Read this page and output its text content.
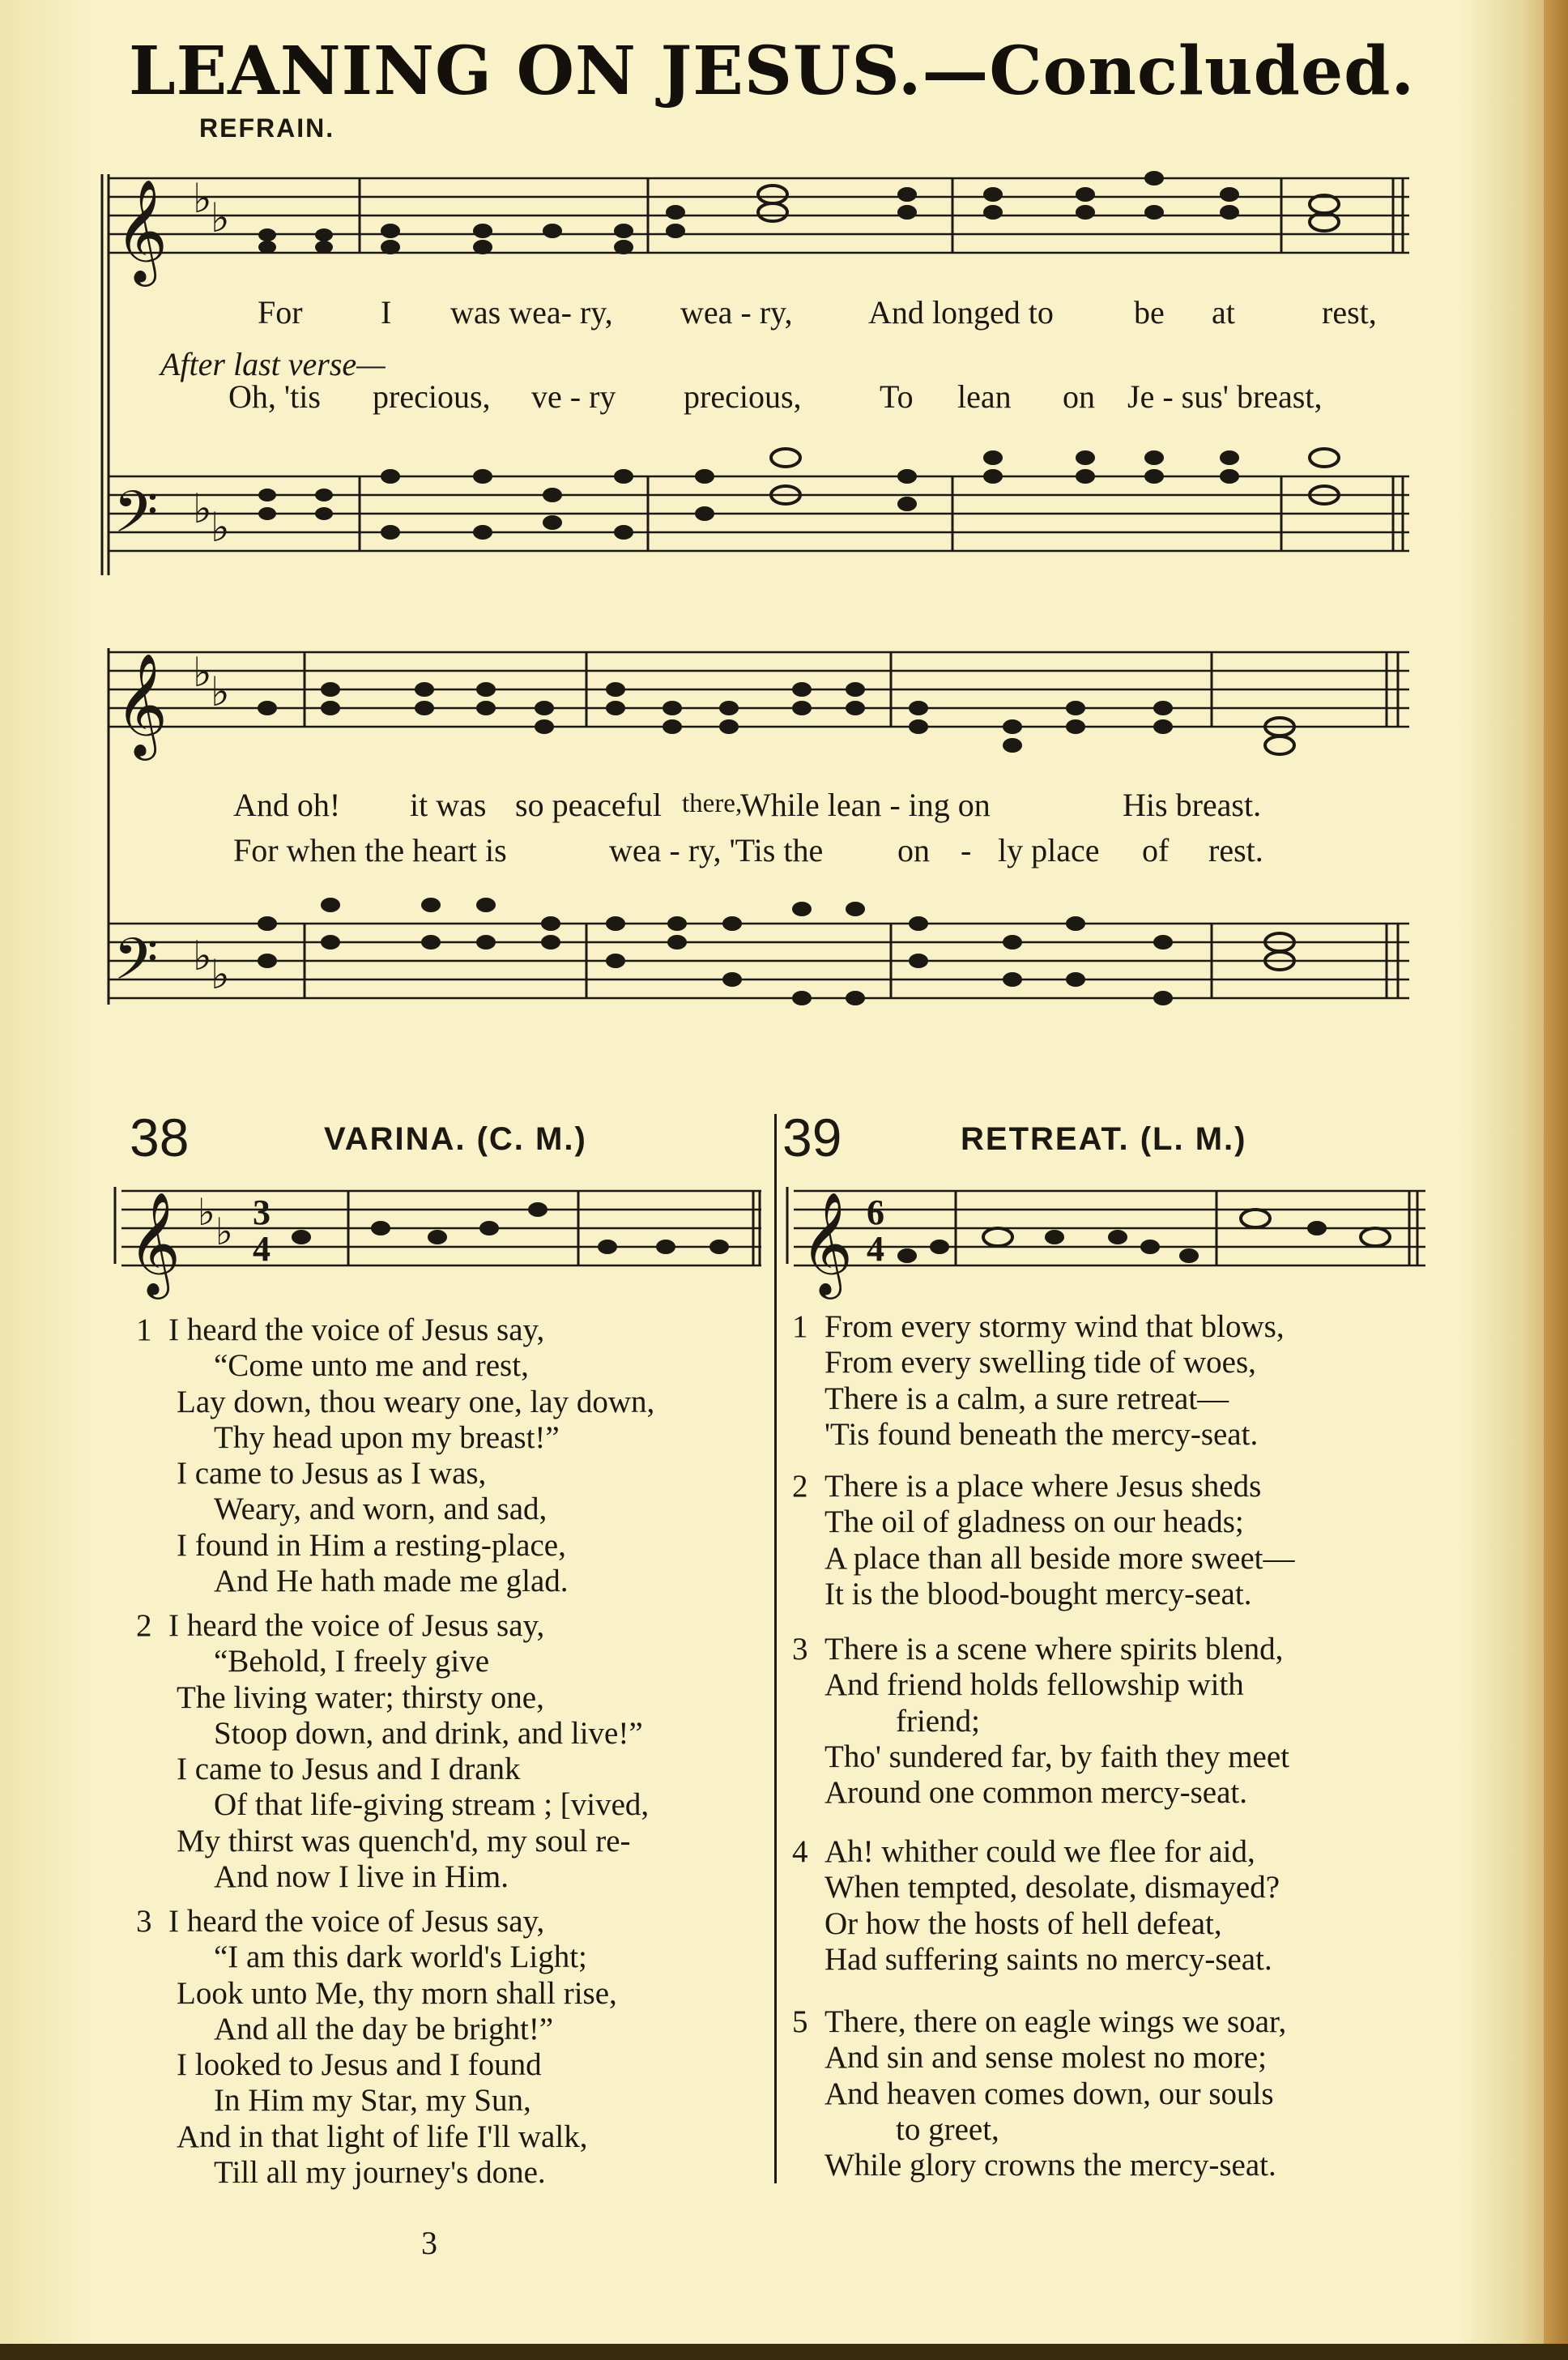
LEANING ON JESUS.—Concluded.
REFRAIN.
𝄞 ♭
♭
𝄢 ♭
♭
𝄞 ♭
♭
𝄢 ♭
♭
𝄞 ♭ ♭ 3
4	𝄞 6
4
For I was wea- ry, wea - ry, And longed to be at	rest,
After last verse—
Oh, 'tis precious, ve - ry precious, To lean on Je - sus' breast,
And oh! it was so peaceful there,
While lean - ing on	His breast.
For when the heart is	wea - ry, 'Tis the on - ly place of rest.
38	VARINA. (C. M.)	39	RETREAT. (L. M.)
1 I heard the voice of Jesus say,
“Come unto me and rest,
Lay down, thou weary one, lay down,
Thy head upon my breast!”
I came to Jesus as I was,
Weary, and worn, and sad,
I found in Him a resting-place,
And He hath made me glad.
2 I heard the voice of Jesus say,
“Behold, I freely give
The living water; thirsty one,
Stoop down, and drink, and live!”
I came to Jesus and I drank
Of that life-giving stream ; [vived,
My thirst was quench'd, my soul re-
And now I live in Him.
3 I heard the voice of Jesus say,
“I am this dark world's Light;
Look unto Me, thy morn shall rise,
And all the day be bright!”
I looked to Jesus and I found
In Him my Star, my Sun,
And in that light of life I'll walk,
Till all my journey's done.
1 From every stormy wind that blows,
From every swelling tide of woes,
There is a calm, a sure retreat—
'Tis found beneath the mercy-seat.
2 There is a place where Jesus sheds
The oil of gladness on our heads;
A place than all beside more sweet—
It is the blood-bought mercy-seat.
3 There is a scene where spirits blend,
And friend holds fellowship with
friend;
Tho' sundered far, by faith they meet
Around one common mercy-seat.
4 Ah! whither could we flee for aid,
When tempted, desolate, dismayed?
Or how the hosts of hell defeat,
Had suffering saints no mercy-seat.
5 There, there on eagle wings we soar,
And sin and sense molest no more;
And heaven comes down, our souls
to greet,
While glory crowns the mercy-seat.
3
________________________________________
_Given problem:_
Repeat the listing in full and exactly. Leave any pictures out.

_Output for this task:_
Read this page and output its text content.
LEANING ON JESUS.—Concluded.
REFRAIN.
𝄞 ♭
♭
𝄢 ♭
♭
𝄞 ♭
♭
𝄢 ♭
♭
𝄞 ♭ ♭ 3
4	𝄞 6
4
For I was wea- ry, wea - ry, And longed to be at	rest,
After last verse—
Oh, 'tis precious, ve - ry precious, To lean on Je - sus' breast,
And oh! it was so peaceful there,
While lean - ing on	His breast.
For when the heart is	wea - ry, 'Tis the on - ly place of rest.
38	VARINA. (C. M.)	39	RETREAT. (L. M.)
1 I heard the voice of Jesus say,
“Come unto me and rest,
Lay down, thou weary one, lay down,
Thy head upon my breast!”
I came to Jesus as I was,
Weary, and worn, and sad,
I found in Him a resting-place,
And He hath made me glad.
2 I heard the voice of Jesus say,
“Behold, I freely give
The living water; thirsty one,
Stoop down, and drink, and live!”
I came to Jesus and I drank
Of that life-giving stream ; [vived,
My thirst was quench'd, my soul re-
And now I live in Him.
3 I heard the voice of Jesus say,
“I am this dark world's Light;
Look unto Me, thy morn shall rise,
And all the day be bright!”
I looked to Jesus and I found
In Him my Star, my Sun,
And in that light of life I'll walk,
Till all my journey's done.
1 From every stormy wind that blows,
From every swelling tide of woes,
There is a calm, a sure retreat—
'Tis found beneath the mercy-seat.
2 There is a place where Jesus sheds
The oil of gladness on our heads;
A place than all beside more sweet—
It is the blood-bought mercy-seat.
3 There is a scene where spirits blend,
And friend holds fellowship with
friend;
Tho' sundered far, by faith they meet
Around one common mercy-seat.
4 Ah! whither could we flee for aid,
When tempted, desolate, dismayed?
Or how the hosts of hell defeat,
Had suffering saints no mercy-seat.
5 There, there on eagle wings we soar,
And sin and sense molest no more;
And heaven comes down, our souls
to greet,
While glory crowns the mercy-seat.
3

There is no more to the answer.